- What to do
Give back the full listing verbatim, apart from its images.
--- start Material supplied ---
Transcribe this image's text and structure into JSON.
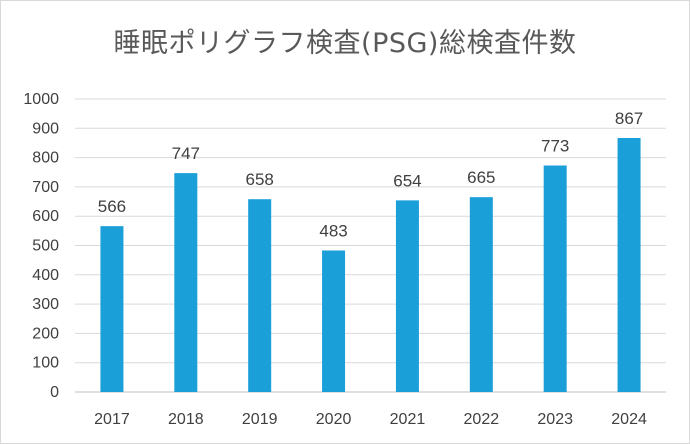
{
  "chart_data": {
    "type": "bar",
    "title": "睡眠ポリグラフ検査(PSG)総検査件数",
    "xlabel": "",
    "ylabel": "",
    "categories": [
      "2017",
      "2018",
      "2019",
      "2020",
      "2021",
      "2022",
      "2023",
      "2024"
    ],
    "values": [
      566,
      747,
      658,
      483,
      654,
      665,
      773,
      867
    ],
    "ylim": [
      0,
      1000
    ],
    "yticks": [
      0,
      100,
      200,
      300,
      400,
      500,
      600,
      700,
      800,
      900,
      1000
    ],
    "grid": true,
    "legend": "none",
    "bar_color": "#1a9fd8",
    "data_labels": true
  }
}
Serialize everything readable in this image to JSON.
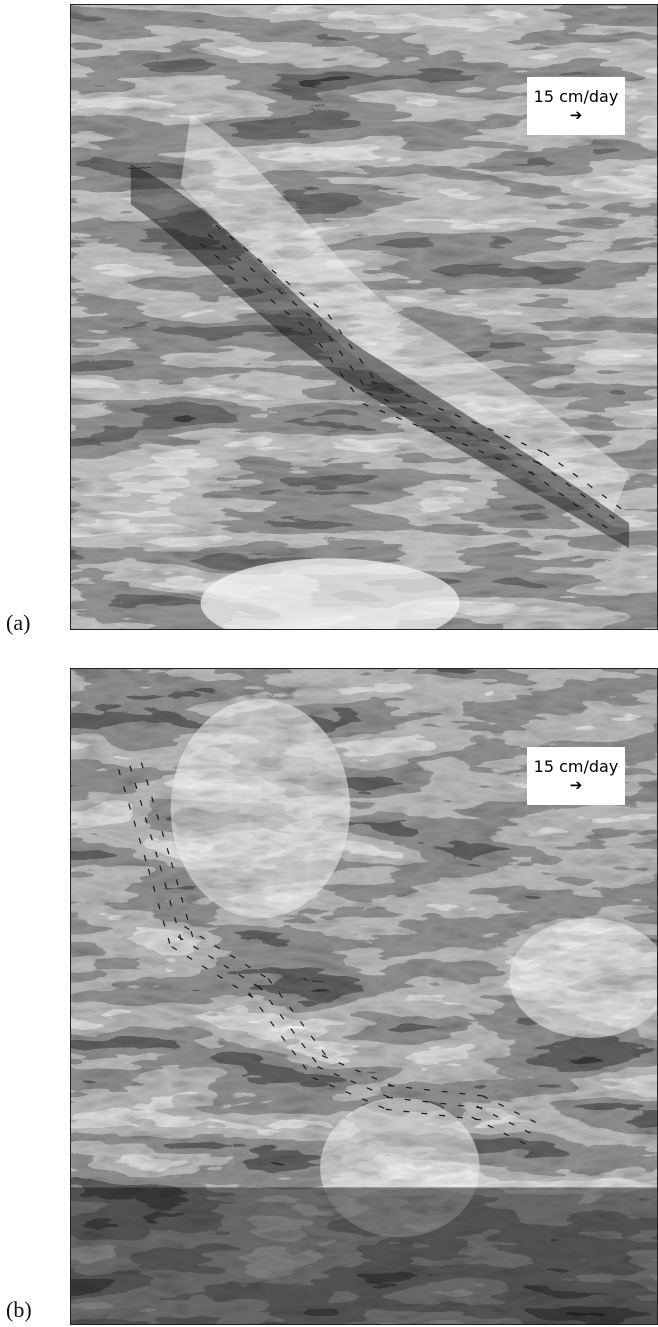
--- end Material supplied ---
- Output of the task
Transcribe this image's text and structure into JSON.
{
  "chart_data": {
    "type": "bar",
    "title": "睡眠ポリグラフ検査(PSG)総検査件数",
    "xlabel": "",
    "ylabel": "",
    "categories": [
      "2017",
      "2018",
      "2019",
      "2020",
      "2021",
      "2022",
      "2023",
      "2024"
    ],
    "values": [
      566,
      747,
      658,
      483,
      654,
      665,
      773,
      867
    ],
    "ylim": [
      0,
      1000
    ],
    "yticks": [
      0,
      100,
      200,
      300,
      400,
      500,
      600,
      700,
      800,
      900,
      1000
    ],
    "grid": true,
    "legend": "none",
    "bar_color": "#1a9fd8",
    "data_labels": true
  }
}
Serialize everything readable in this image to JSON.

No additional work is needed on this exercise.